DESCRIPTION OF THE TASK ▸ Show every line of the items below that contains the string "axis", copying each line in full.

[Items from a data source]
◆ ◆ ◆

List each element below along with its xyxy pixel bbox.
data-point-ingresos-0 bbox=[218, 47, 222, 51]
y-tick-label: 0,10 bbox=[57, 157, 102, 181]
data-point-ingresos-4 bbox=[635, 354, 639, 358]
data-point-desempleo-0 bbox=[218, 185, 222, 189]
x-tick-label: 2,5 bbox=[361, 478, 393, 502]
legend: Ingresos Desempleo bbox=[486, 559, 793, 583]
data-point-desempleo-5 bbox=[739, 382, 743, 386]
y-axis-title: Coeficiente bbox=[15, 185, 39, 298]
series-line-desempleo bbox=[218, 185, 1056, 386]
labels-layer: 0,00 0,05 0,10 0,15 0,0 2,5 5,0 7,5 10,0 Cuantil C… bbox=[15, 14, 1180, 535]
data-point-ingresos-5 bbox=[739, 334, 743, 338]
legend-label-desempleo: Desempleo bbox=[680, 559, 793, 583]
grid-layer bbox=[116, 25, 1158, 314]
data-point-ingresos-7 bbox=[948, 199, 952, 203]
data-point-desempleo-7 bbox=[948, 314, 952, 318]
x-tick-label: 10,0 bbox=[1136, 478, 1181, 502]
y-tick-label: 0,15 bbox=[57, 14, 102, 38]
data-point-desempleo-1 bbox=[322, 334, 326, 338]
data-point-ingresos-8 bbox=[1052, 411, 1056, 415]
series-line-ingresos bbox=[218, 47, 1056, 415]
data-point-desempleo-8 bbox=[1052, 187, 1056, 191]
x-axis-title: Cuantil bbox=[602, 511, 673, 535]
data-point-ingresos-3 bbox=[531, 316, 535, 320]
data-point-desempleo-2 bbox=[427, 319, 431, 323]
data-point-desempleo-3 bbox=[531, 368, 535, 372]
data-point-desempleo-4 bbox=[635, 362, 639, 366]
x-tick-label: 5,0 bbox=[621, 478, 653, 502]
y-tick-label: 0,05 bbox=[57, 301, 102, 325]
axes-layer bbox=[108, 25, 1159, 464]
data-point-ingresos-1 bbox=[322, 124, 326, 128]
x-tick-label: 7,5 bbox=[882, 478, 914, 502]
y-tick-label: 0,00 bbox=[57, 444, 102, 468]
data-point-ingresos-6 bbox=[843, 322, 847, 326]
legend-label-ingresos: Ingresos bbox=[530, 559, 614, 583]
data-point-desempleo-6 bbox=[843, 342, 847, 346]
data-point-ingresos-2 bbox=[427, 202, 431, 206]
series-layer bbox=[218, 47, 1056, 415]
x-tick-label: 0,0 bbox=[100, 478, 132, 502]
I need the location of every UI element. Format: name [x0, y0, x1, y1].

◆ ◆ ◆

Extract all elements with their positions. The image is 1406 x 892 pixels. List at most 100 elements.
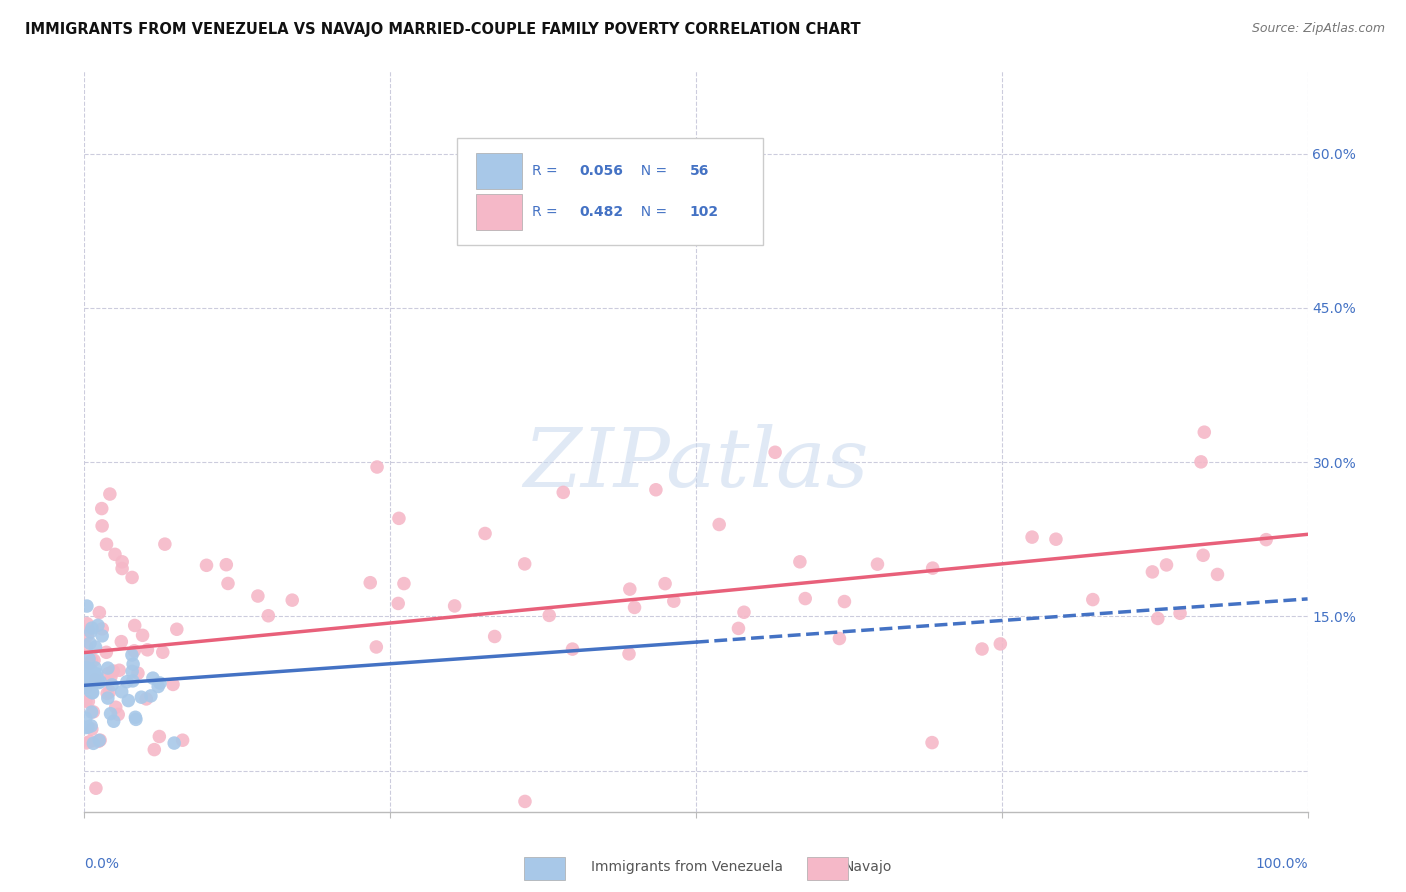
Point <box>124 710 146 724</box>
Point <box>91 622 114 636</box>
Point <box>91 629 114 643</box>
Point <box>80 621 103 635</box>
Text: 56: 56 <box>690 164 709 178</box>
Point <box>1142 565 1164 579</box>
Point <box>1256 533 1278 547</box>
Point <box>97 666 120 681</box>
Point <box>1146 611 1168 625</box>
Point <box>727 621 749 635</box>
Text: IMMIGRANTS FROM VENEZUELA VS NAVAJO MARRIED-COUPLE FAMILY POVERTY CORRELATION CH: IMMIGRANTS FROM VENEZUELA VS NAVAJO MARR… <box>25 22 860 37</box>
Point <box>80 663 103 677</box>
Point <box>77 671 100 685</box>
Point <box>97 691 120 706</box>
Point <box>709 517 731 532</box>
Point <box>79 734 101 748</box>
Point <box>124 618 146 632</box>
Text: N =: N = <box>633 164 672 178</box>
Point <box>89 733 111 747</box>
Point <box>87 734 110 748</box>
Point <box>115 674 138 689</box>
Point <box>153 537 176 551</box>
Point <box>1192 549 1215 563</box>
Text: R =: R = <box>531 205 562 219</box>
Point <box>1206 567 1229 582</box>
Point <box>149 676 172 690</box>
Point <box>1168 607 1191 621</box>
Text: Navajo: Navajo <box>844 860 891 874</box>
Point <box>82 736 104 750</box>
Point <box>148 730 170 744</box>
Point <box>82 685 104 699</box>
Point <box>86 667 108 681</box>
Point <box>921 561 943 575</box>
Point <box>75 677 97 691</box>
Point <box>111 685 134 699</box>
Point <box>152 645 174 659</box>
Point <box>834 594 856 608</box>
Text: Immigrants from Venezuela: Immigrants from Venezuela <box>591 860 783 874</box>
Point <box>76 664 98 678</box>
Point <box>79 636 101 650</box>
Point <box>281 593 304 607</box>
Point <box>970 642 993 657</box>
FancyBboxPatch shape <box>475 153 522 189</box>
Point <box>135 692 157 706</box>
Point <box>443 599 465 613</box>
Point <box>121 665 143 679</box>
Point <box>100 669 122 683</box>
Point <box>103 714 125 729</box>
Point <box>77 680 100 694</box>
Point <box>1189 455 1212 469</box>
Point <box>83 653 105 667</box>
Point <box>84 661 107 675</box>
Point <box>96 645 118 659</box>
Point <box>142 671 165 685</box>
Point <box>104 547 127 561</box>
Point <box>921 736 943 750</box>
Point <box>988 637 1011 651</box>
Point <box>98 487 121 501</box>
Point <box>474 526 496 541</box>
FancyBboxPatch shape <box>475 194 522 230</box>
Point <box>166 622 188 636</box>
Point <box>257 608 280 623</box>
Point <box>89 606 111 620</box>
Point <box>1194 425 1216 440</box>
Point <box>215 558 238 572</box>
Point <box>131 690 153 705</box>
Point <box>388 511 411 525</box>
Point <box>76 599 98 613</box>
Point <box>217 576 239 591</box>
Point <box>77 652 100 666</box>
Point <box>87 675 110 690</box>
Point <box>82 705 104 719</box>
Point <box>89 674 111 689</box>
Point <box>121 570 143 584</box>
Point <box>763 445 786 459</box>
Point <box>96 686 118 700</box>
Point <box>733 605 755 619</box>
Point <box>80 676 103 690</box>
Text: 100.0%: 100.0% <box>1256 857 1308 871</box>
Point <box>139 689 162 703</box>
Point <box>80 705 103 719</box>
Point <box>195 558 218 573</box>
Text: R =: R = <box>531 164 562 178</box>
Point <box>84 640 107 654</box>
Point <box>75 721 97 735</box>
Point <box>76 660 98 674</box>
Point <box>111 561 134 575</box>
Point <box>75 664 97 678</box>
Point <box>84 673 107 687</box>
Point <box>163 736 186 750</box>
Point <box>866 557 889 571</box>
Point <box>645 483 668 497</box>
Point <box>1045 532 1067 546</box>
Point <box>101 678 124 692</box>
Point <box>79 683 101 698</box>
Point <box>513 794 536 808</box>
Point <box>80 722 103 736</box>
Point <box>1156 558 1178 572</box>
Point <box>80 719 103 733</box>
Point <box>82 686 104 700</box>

◆ ◆ ◆

SOLUTION TO THIS PROBLEM ▸
y-axis-title: Coeficiente bbox=[15, 185, 39, 298]
x-axis-title: Cuantil bbox=[602, 511, 673, 535]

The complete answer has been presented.